Extracted entries =

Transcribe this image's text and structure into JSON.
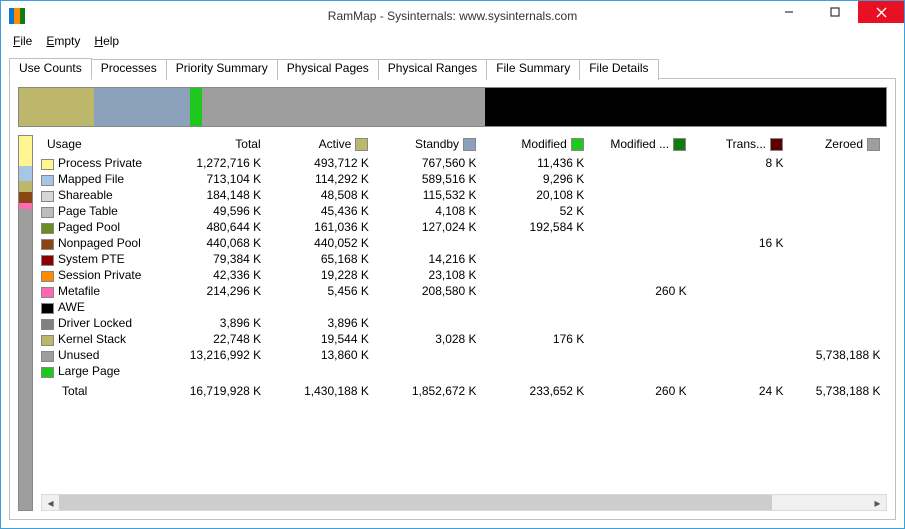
{
  "window": {
    "title": "RamMap - Sysinternals: www.sysinternals.com"
  },
  "menu": {
    "file": "File",
    "empty": "Empty",
    "help": "Help"
  },
  "tabs": [
    {
      "id": "use-counts",
      "label": "Use Counts",
      "active": true
    },
    {
      "id": "processes",
      "label": "Processes",
      "active": false
    },
    {
      "id": "priority-summary",
      "label": "Priority Summary",
      "active": false
    },
    {
      "id": "physical-pages",
      "label": "Physical Pages",
      "active": false
    },
    {
      "id": "physical-ranges",
      "label": "Physical Ranges",
      "active": false
    },
    {
      "id": "file-summary",
      "label": "File Summary",
      "active": false
    },
    {
      "id": "file-details",
      "label": "File Details",
      "active": false
    }
  ],
  "chart_data": {
    "type": "bar",
    "title": "Physical Memory by State",
    "segments": [
      {
        "name": "Active",
        "value_k": 1430188,
        "color": "#bdb76b",
        "pct": 8.6
      },
      {
        "name": "Standby",
        "value_k": 1852672,
        "color": "#8ca2bc",
        "pct": 11.1
      },
      {
        "name": "Modified",
        "value_k": 233652,
        "color": "#1ec81e",
        "pct": 1.4
      },
      {
        "name": "Unused",
        "value_k": 13216992,
        "color": "#9e9e9e",
        "pct": 32.6
      },
      {
        "name": "Zeroed",
        "value_k": 5738188,
        "color": "#000000",
        "pct": 46.3
      }
    ],
    "total_k": 16719928
  },
  "vbar": [
    {
      "color": "#fff68f",
      "pct": 8
    },
    {
      "color": "#a7c6e6",
      "pct": 4
    },
    {
      "color": "#bdb76b",
      "pct": 3
    },
    {
      "color": "#8b4513",
      "pct": 3
    },
    {
      "color": "#ff69b4",
      "pct": 1.5
    },
    {
      "color": "#9e9e9e",
      "pct": 80.5
    }
  ],
  "columns": {
    "usage": "Usage",
    "total": "Total",
    "active": {
      "label": "Active",
      "color": "#bdb76b"
    },
    "standby": {
      "label": "Standby",
      "color": "#8ca2bc"
    },
    "modified": {
      "label": "Modified",
      "color": "#1ec81e"
    },
    "modified_nowrite": {
      "label": "Modified ...",
      "color": "#107c10"
    },
    "transition": {
      "label": "Trans...",
      "color": "#5a0000"
    },
    "zeroed": {
      "label": "Zeroed",
      "color": "#9e9e9e"
    }
  },
  "rows": [
    {
      "color": "#fff68f",
      "name": "Process Private",
      "total": "1,272,716 K",
      "active": "493,712 K",
      "standby": "767,560 K",
      "modified": "11,436 K",
      "modnw": "",
      "trans": "8 K",
      "zeroed": ""
    },
    {
      "color": "#a7c6e6",
      "name": "Mapped File",
      "total": "713,104 K",
      "active": "114,292 K",
      "standby": "589,516 K",
      "modified": "9,296 K",
      "modnw": "",
      "trans": "",
      "zeroed": ""
    },
    {
      "color": "#d6d6d6",
      "name": "Shareable",
      "total": "184,148 K",
      "active": "48,508 K",
      "standby": "115,532 K",
      "modified": "20,108 K",
      "modnw": "",
      "trans": "",
      "zeroed": ""
    },
    {
      "color": "#bdbdbd",
      "name": "Page Table",
      "total": "49,596 K",
      "active": "45,436 K",
      "standby": "4,108 K",
      "modified": "52 K",
      "modnw": "",
      "trans": "",
      "zeroed": ""
    },
    {
      "color": "#6b8e23",
      "name": "Paged Pool",
      "total": "480,644 K",
      "active": "161,036 K",
      "standby": "127,024 K",
      "modified": "192,584 K",
      "modnw": "",
      "trans": "",
      "zeroed": ""
    },
    {
      "color": "#8b4513",
      "name": "Nonpaged Pool",
      "total": "440,068 K",
      "active": "440,052 K",
      "standby": "",
      "modified": "",
      "modnw": "",
      "trans": "16 K",
      "zeroed": ""
    },
    {
      "color": "#8b0000",
      "name": "System PTE",
      "total": "79,384 K",
      "active": "65,168 K",
      "standby": "14,216 K",
      "modified": "",
      "modnw": "",
      "trans": "",
      "zeroed": ""
    },
    {
      "color": "#ff8c00",
      "name": "Session Private",
      "total": "42,336 K",
      "active": "19,228 K",
      "standby": "23,108 K",
      "modified": "",
      "modnw": "",
      "trans": "",
      "zeroed": ""
    },
    {
      "color": "#ff69b4",
      "name": "Metafile",
      "total": "214,296 K",
      "active": "5,456 K",
      "standby": "208,580 K",
      "modified": "",
      "modnw": "260 K",
      "trans": "",
      "zeroed": ""
    },
    {
      "color": "#000000",
      "name": "AWE",
      "total": "",
      "active": "",
      "standby": "",
      "modified": "",
      "modnw": "",
      "trans": "",
      "zeroed": ""
    },
    {
      "color": "#808080",
      "name": "Driver Locked",
      "total": "3,896 K",
      "active": "3,896 K",
      "standby": "",
      "modified": "",
      "modnw": "",
      "trans": "",
      "zeroed": ""
    },
    {
      "color": "#bdb76b",
      "name": "Kernel Stack",
      "total": "22,748 K",
      "active": "19,544 K",
      "standby": "3,028 K",
      "modified": "176 K",
      "modnw": "",
      "trans": "",
      "zeroed": ""
    },
    {
      "color": "#9e9e9e",
      "name": "Unused",
      "total": "13,216,992 K",
      "active": "13,860 K",
      "standby": "",
      "modified": "",
      "modnw": "",
      "trans": "",
      "zeroed": "5,738,188 K"
    },
    {
      "color": "#1ec81e",
      "name": "Large Page",
      "total": "",
      "active": "",
      "standby": "",
      "modified": "",
      "modnw": "",
      "trans": "",
      "zeroed": ""
    }
  ],
  "totals": {
    "label": "Total",
    "total": "16,719,928 K",
    "active": "1,430,188 K",
    "standby": "1,852,672 K",
    "modified": "233,652 K",
    "modnw": "260 K",
    "trans": "24 K",
    "zeroed": "5,738,188 K"
  }
}
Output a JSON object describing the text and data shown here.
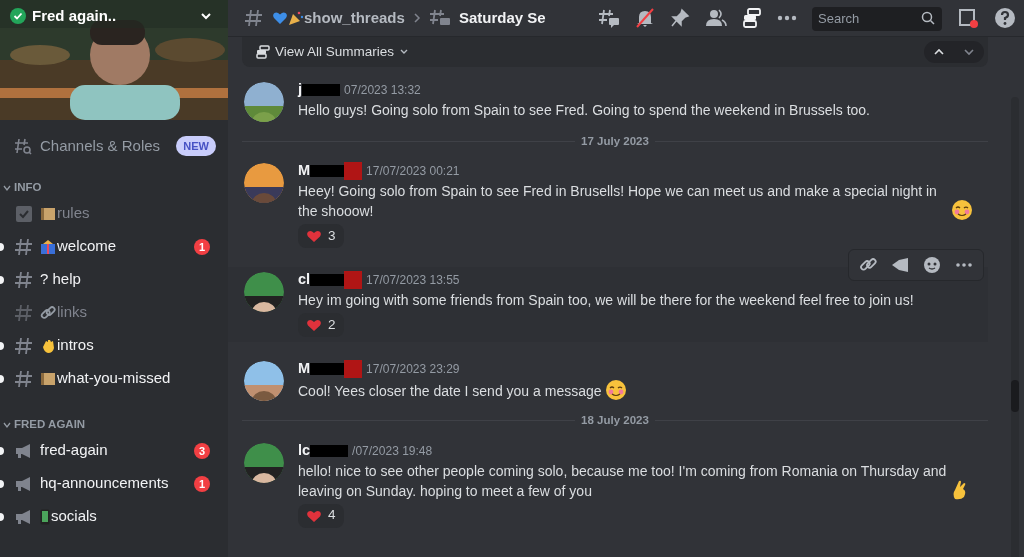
{
  "server": {
    "name": "Fred again..",
    "verified": true
  },
  "sidebar": {
    "browse": {
      "label": "Channels & Roles",
      "badge": "NEW"
    },
    "categories": [
      {
        "name": "INFO",
        "expanded": true,
        "channels": [
          {
            "kind": "rules",
            "emoji": {
              "kind": "scroll"
            },
            "name": "rules",
            "unread": false
          },
          {
            "kind": "text",
            "emoji": {
              "kind": "gift"
            },
            "name": "welcome",
            "unread": true,
            "badge": "1"
          },
          {
            "kind": "text",
            "name": "? help",
            "unread": true
          },
          {
            "kind": "text",
            "emoji": {
              "kind": "link"
            },
            "name": "links",
            "unread": false
          },
          {
            "kind": "text",
            "emoji": {
              "kind": "wave"
            },
            "name": "intros",
            "unread": true
          },
          {
            "kind": "text",
            "emoji": {
              "kind": "scroll"
            },
            "name": "what-you-missed",
            "unread": true
          }
        ]
      },
      {
        "name": "FRED AGAIN",
        "expanded": true,
        "channels": [
          {
            "kind": "announcement",
            "name": "fred-again",
            "unread": true,
            "badge": "3"
          },
          {
            "kind": "announcement",
            "name": "hq-announcements",
            "unread": true,
            "badge": "1"
          },
          {
            "kind": "announcement",
            "emoji": {
              "kind": "phone"
            },
            "name": "socials",
            "unread": true
          }
        ]
      }
    ]
  },
  "header": {
    "parent": "show_threads",
    "parent_emojis": [
      {
        "kind": "heart"
      },
      {
        "kind": "party"
      }
    ],
    "thread": "Saturday Se",
    "muted": true,
    "summaries_active": true,
    "search": {
      "placeholder": "Search"
    },
    "inbox_unread": true
  },
  "summary_bar": {
    "label": "View All Summaries"
  },
  "feed": [
    {
      "kind": "message",
      "author": "j",
      "redacted": true,
      "role_icon": false,
      "timestamp": "07/2023 13:32",
      "text": "Hello guys! Going solo from Spain to see Fred. Going to spend the weekend in Brussels too.",
      "hovered": false
    },
    {
      "kind": "divider",
      "label": "17 July 2023"
    },
    {
      "kind": "message",
      "author": "M",
      "redacted": true,
      "role_icon": true,
      "timestamp": "17/07/2023 00:21",
      "text": "Heey! Going solo from Spain to see Fred in Brusells! Hope we can meet us and make a special night in the shooow!",
      "emoji": {
        "kind": "blush"
      },
      "reactions": [
        {
          "count": "3"
        }
      ],
      "hovered": false
    },
    {
      "kind": "message",
      "author": "cl",
      "redacted": true,
      "role_icon": true,
      "timestamp": "17/07/2023 13:55",
      "text": "Hey im going with some friends from Spain too, we will be there for the weekend feel free to join us!",
      "reactions": [
        {
          "count": "2"
        }
      ],
      "hovered": true
    },
    {
      "kind": "message",
      "author": "M",
      "redacted": true,
      "role_icon": true,
      "timestamp": "17/07/2023 23:29",
      "text": "Cool! Yees closer the date I send you a message",
      "emoji": {
        "kind": "blush"
      },
      "hovered": false
    },
    {
      "kind": "divider",
      "label": "18 July 2023"
    },
    {
      "kind": "message",
      "author": "lc",
      "redacted": true,
      "role_icon": false,
      "timestamp": "/07/2023 19:48",
      "text": "hello! nice to see other people coming solo, because me too! I'm coming from Romania on Thursday and leaving on Sunday. hoping to meet a few of you",
      "emoji": {
        "kind": "fingers"
      },
      "reactions": [
        {
          "count": "4"
        }
      ],
      "hovered": false
    }
  ]
}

The problem = From the listing, copy each line containing the word "solo".

Problem solution =
      "text": "Hello guys! Going solo from Spain to see Fred. Going to spend the weekend in Brussels too.",
      "text": "Heey! Going solo from Spain to see Fred in Brusells! Hope we can meet us and make a special night in the shooow!",
      "text": "hello! nice to see other people coming solo, because me too! I'm coming from Romania on Thursday and leaving on Sunday. hoping to meet a few of you",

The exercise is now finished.